──────── Stored data

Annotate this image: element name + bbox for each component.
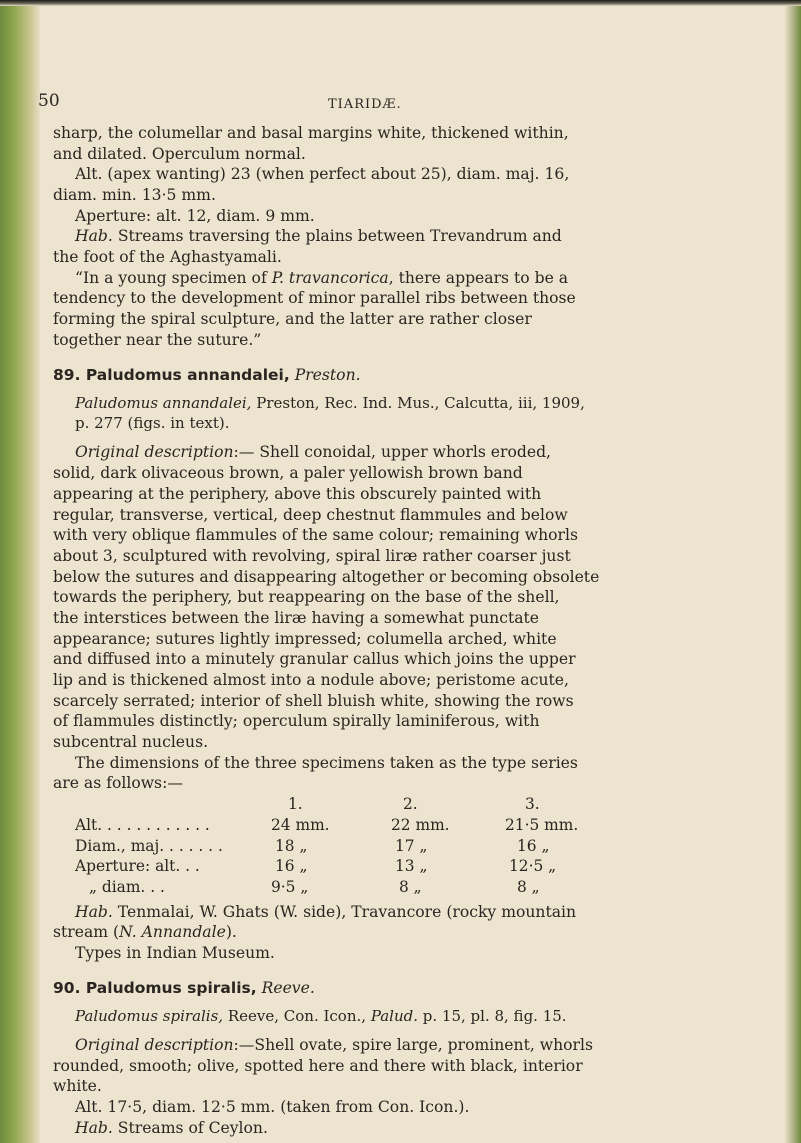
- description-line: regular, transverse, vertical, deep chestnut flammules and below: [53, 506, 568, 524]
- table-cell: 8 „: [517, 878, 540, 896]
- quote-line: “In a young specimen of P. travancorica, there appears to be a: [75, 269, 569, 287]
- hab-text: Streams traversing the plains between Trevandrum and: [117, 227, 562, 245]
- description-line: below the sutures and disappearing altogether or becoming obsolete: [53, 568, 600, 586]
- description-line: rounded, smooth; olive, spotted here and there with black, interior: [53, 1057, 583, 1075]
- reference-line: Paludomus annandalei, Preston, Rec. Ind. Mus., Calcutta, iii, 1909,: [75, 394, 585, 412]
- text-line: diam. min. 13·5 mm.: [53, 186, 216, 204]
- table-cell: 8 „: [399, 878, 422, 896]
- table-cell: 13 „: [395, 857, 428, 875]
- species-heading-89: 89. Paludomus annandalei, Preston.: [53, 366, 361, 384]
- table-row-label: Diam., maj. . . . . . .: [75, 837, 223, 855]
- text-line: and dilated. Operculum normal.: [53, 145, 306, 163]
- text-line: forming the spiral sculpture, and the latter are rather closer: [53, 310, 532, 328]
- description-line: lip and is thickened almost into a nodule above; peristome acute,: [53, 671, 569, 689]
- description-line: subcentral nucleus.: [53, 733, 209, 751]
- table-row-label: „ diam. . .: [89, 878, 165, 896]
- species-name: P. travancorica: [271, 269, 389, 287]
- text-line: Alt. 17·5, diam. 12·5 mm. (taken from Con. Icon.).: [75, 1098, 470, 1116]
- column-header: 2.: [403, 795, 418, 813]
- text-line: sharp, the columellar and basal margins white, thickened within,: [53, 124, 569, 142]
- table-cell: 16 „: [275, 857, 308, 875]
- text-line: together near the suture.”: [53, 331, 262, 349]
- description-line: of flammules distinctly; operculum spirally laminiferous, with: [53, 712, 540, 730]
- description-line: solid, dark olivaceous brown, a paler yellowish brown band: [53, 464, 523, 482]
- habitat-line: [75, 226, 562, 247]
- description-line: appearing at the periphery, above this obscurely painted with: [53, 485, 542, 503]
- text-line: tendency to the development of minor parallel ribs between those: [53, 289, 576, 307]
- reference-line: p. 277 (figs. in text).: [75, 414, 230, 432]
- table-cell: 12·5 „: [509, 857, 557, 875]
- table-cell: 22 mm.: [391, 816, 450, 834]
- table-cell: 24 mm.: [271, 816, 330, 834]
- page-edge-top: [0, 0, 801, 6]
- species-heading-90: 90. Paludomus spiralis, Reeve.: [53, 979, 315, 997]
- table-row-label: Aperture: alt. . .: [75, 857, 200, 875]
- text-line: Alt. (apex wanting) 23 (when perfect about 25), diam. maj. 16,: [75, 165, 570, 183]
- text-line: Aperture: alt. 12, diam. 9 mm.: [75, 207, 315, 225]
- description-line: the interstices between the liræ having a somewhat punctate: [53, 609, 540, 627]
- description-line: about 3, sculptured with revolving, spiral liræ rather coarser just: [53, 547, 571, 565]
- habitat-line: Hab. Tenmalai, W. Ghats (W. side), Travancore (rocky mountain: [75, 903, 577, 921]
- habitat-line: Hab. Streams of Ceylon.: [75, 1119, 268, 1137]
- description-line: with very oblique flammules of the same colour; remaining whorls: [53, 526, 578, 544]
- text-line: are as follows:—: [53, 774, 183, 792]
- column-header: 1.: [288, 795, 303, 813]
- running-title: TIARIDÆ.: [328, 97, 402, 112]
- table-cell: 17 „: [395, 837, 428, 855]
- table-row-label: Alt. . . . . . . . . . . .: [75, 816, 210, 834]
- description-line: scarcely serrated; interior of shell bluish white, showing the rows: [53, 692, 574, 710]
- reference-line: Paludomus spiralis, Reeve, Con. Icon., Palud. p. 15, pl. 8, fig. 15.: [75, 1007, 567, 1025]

────────────────

# Problem requirements:
Duplicate the data starting at the line that contains "- description-line: regular, transverse, vertical, deep" and ending after the line that contains "- description-line: below".

# Correct result:
- description-line: regular, transverse, vertical, deep chestnut flammules and below: [53, 506, 568, 524]
- table-cell: 8 „: [517, 878, 540, 896]
- quote-line: “In a young specimen of P. travancorica, there appears to be a: [75, 269, 569, 287]
- hab-text: Streams traversing the plains between Trevandrum and: [117, 227, 562, 245]
- description-line: below the sutures and disappearing altogether or becoming obsolete: [53, 568, 600, 586]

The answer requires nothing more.